### Exercices
A: Reformulez sous forme de liste le paragraphe de l'extrait qui commence par « Aborder l’art sous un angle grand public ». Conservez-en les faits principaux.
B: Traduisez en anglais la phrase suivante de l'extrait : « La connaissance de l’histoire de l’art évolue : la découverte de Chauvet a changé beaucoup de choses. »

### Extrait
---+---

Quel a été votre plus gros challenge pour la rédaction de ce livre ?

Aborder l’art sous un angle grand public est une gageure. Pourtant ce travail de pédagogie est très important. Chaque mot a été pesé. De l’exigence dans la précision. Et enfin, le choix limité de 300 artistes que j’assume pleinement. La connaissance de l’histoire de l’art évolue : la découverte de Chauvet a changé beaucoup de choses. On avait des certitudes : on disait que histoire de l’art démarrait avec Lascaux, or Lascaux a été peinte en -18 000 et Chauvet c’est -35 000 ans. Pour Chauvet, c’est un ou deux artistes qui l’ont créée, le ou les Leonard de Vinci de l’époque. Mais il y a du avoir tellement d’autres choses qui n’ont pas été préservées… On se rend compte désormais de ce qui nous manque entre les deux ! Un autre phénomène, c’est la place des femmes artistes qui est réévaluée. Une nécessité aujourd’hui qu’il faut encourager. J’ai été volontairement féministe dans le discours. Camille Claudel bénéficie ainsi d’une double page dans le livre. Une œuvre de Sonia Delaunay plutôt que de Robert… Il est effarant de lire ce qui a pu être écrit par les historiens sur quelqu’un comme Berthe Morisot ! Dans leur bouche, peindre une femme et son enfant devenant un sujet « famille ».

---+---

### Données disponibles

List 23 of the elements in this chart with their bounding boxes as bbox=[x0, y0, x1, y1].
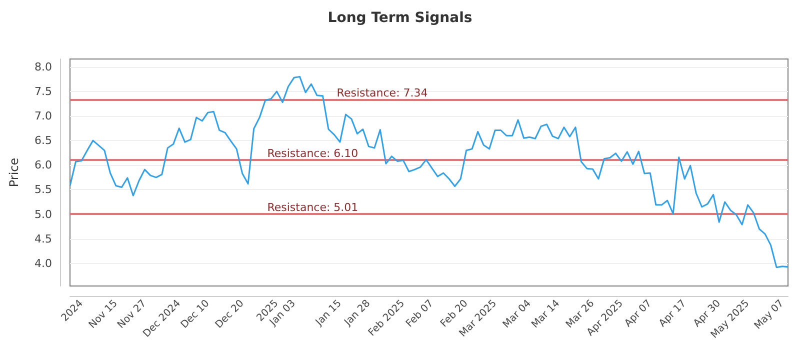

---+---

### Corrigés
A:
- Présenter l'art au grand public est une gageure, mais ce travail de pédagogie est très important : chaque mot a été pesé, avec une exigence de précision.
- Le choix limité de 300 artistes est pleinement assumé.
- La connaissance de l'histoire de l'art évolue. On la faisait démarrer avec Lascaux, peinte en -18 000, alors que Chauvet date de -35 000 ans. Chauvet a été créée par un ou deux artistes, et beaucoup d'autres œuvres n'ont pas été préservées entre les deux.
- La place des femmes artistes est réévaluée, une nécessité à encourager. Le discours est volontairement féministe : Camille Claudel a une double page, et c'est une œuvre de Sonia Delaunay qui figure plutôt qu'une œuvre de Robert.
- Ce que des historiens ont écrit sur Berthe Morisot est jugé effarant.

B: Knowledge of art history is evolving: the discovery of Chauvet has changed a great many things.